Structured figure records:
* START *

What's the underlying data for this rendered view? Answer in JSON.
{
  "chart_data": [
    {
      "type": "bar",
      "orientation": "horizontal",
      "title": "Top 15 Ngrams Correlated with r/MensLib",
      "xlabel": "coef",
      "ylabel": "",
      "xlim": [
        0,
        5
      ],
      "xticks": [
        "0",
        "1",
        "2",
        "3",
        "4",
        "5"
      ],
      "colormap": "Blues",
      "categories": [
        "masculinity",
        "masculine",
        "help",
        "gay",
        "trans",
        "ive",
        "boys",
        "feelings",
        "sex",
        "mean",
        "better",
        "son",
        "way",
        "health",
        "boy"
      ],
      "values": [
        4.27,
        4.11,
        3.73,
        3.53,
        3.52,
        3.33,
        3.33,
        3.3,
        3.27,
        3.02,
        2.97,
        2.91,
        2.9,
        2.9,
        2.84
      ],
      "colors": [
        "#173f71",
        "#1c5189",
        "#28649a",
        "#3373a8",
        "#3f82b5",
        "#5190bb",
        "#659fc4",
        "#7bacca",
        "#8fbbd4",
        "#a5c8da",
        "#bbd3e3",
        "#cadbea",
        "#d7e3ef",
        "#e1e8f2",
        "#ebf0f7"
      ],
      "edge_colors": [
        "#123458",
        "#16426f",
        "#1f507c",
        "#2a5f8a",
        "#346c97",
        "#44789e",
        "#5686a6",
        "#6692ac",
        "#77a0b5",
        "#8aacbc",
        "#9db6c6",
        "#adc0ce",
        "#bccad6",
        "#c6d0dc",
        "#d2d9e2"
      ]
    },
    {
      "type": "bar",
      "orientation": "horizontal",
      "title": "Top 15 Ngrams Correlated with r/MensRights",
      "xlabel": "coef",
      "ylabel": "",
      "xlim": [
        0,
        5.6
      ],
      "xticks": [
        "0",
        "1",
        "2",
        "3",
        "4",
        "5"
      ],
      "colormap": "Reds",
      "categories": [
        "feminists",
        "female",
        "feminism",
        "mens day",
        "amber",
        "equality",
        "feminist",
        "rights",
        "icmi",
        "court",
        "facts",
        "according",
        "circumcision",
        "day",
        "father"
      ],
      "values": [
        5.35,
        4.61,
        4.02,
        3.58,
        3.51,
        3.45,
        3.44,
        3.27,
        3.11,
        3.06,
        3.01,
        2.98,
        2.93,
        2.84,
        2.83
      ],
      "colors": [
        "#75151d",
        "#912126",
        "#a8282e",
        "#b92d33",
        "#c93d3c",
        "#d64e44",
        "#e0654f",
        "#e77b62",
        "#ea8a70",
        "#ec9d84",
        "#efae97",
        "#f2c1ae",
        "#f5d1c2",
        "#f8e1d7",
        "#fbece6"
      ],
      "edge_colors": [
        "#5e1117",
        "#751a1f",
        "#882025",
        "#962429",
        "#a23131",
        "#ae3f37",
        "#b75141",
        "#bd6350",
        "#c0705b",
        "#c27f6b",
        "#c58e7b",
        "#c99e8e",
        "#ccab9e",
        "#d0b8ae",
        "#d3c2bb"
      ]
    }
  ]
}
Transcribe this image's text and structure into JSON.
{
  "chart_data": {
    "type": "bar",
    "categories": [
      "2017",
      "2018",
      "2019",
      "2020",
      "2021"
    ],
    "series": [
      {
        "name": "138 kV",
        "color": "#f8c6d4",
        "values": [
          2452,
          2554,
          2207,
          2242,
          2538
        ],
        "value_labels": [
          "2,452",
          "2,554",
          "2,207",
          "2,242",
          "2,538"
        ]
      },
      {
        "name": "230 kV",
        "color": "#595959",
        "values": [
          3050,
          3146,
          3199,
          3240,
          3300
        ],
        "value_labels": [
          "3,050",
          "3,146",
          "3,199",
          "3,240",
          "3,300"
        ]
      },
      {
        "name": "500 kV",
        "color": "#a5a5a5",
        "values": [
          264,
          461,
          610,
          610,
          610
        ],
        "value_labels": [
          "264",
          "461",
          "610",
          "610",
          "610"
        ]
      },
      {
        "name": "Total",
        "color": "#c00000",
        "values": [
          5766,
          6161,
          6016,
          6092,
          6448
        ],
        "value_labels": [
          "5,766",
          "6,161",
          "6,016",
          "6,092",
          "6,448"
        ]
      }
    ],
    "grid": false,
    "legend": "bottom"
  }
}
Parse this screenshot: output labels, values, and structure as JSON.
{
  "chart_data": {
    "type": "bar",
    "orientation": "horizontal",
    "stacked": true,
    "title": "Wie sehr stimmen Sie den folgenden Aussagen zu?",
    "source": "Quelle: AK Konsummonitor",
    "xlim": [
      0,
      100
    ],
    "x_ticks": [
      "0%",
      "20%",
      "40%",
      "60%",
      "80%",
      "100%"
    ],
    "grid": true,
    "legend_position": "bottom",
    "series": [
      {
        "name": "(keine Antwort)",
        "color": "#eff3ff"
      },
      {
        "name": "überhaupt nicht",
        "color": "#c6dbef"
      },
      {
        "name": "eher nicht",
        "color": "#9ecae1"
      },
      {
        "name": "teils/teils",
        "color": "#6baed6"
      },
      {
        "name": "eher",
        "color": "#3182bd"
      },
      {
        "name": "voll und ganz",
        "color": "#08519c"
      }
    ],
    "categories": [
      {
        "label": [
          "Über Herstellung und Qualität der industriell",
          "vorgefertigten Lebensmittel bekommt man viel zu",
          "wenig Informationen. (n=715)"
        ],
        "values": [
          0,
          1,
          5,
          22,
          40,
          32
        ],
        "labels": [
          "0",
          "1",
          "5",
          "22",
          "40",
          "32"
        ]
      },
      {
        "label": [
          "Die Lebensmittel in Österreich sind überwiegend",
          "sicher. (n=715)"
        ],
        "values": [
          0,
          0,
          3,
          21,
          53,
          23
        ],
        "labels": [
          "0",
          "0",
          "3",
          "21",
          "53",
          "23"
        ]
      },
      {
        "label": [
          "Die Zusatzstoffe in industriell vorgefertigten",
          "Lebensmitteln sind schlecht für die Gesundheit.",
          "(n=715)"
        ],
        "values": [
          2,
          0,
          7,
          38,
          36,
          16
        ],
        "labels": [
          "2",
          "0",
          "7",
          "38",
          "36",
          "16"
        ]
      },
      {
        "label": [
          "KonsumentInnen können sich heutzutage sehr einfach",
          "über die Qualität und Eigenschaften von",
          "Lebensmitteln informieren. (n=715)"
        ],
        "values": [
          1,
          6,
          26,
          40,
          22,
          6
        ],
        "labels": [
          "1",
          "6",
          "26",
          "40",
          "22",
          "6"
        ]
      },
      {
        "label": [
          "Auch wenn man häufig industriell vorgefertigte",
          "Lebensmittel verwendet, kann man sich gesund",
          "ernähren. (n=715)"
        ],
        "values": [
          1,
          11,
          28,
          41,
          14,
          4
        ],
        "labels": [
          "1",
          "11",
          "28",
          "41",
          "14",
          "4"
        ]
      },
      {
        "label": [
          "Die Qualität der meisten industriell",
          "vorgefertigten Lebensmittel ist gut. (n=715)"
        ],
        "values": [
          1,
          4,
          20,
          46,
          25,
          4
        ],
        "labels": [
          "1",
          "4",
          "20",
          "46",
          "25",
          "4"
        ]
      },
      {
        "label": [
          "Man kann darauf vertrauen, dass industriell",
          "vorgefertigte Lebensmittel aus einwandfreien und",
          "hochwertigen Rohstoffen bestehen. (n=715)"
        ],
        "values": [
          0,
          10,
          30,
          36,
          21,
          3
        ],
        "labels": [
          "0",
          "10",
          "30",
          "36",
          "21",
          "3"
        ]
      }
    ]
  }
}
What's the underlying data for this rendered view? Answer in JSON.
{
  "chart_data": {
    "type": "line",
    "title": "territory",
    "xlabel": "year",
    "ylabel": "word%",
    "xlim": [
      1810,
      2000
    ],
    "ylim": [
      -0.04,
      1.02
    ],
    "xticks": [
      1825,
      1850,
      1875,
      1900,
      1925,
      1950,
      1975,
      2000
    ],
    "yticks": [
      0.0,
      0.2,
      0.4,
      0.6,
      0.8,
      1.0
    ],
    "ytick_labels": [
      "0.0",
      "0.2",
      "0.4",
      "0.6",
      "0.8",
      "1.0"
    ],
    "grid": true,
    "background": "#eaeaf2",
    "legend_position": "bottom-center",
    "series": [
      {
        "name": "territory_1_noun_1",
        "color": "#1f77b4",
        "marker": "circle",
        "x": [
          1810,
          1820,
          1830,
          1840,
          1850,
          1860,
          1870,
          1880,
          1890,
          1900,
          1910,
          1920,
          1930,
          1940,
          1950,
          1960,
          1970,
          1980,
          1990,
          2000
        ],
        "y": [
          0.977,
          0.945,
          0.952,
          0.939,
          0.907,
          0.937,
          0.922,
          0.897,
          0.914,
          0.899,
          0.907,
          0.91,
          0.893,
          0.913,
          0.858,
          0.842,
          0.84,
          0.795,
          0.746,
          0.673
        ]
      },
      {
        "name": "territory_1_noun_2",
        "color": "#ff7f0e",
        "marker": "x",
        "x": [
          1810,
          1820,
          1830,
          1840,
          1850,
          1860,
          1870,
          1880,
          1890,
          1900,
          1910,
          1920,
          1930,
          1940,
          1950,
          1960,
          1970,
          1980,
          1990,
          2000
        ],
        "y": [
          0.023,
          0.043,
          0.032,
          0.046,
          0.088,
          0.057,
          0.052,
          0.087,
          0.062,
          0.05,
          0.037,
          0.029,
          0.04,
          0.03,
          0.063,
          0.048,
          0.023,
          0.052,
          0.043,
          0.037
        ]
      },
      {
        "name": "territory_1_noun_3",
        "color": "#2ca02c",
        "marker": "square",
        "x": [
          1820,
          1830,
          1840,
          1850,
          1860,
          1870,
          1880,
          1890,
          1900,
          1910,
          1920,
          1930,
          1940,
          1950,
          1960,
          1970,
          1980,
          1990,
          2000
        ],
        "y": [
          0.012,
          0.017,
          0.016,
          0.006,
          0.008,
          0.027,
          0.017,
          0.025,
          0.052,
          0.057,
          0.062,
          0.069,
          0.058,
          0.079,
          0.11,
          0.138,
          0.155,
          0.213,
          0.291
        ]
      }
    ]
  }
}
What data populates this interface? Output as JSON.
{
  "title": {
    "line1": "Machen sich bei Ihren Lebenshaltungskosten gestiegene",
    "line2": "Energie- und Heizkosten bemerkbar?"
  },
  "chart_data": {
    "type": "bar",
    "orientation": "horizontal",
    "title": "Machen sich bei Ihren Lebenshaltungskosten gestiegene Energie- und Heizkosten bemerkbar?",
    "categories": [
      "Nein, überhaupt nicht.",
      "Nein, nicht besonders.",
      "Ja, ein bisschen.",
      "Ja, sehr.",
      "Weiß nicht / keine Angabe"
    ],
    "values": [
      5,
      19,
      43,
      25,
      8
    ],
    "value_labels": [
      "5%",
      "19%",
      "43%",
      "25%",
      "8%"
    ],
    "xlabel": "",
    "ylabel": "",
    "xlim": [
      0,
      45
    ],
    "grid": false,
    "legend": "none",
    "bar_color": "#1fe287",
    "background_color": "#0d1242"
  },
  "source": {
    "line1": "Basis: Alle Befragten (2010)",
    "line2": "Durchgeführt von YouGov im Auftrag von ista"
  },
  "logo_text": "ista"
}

* END *

• OBJECTIVE
Out of the material above, select every line that holds the string "Lebensmitteln".

• FINAL RESULT
          "Lebensmitteln sind schlecht für die Gesundheit.",
          "Lebensmitteln informieren. (n=715)"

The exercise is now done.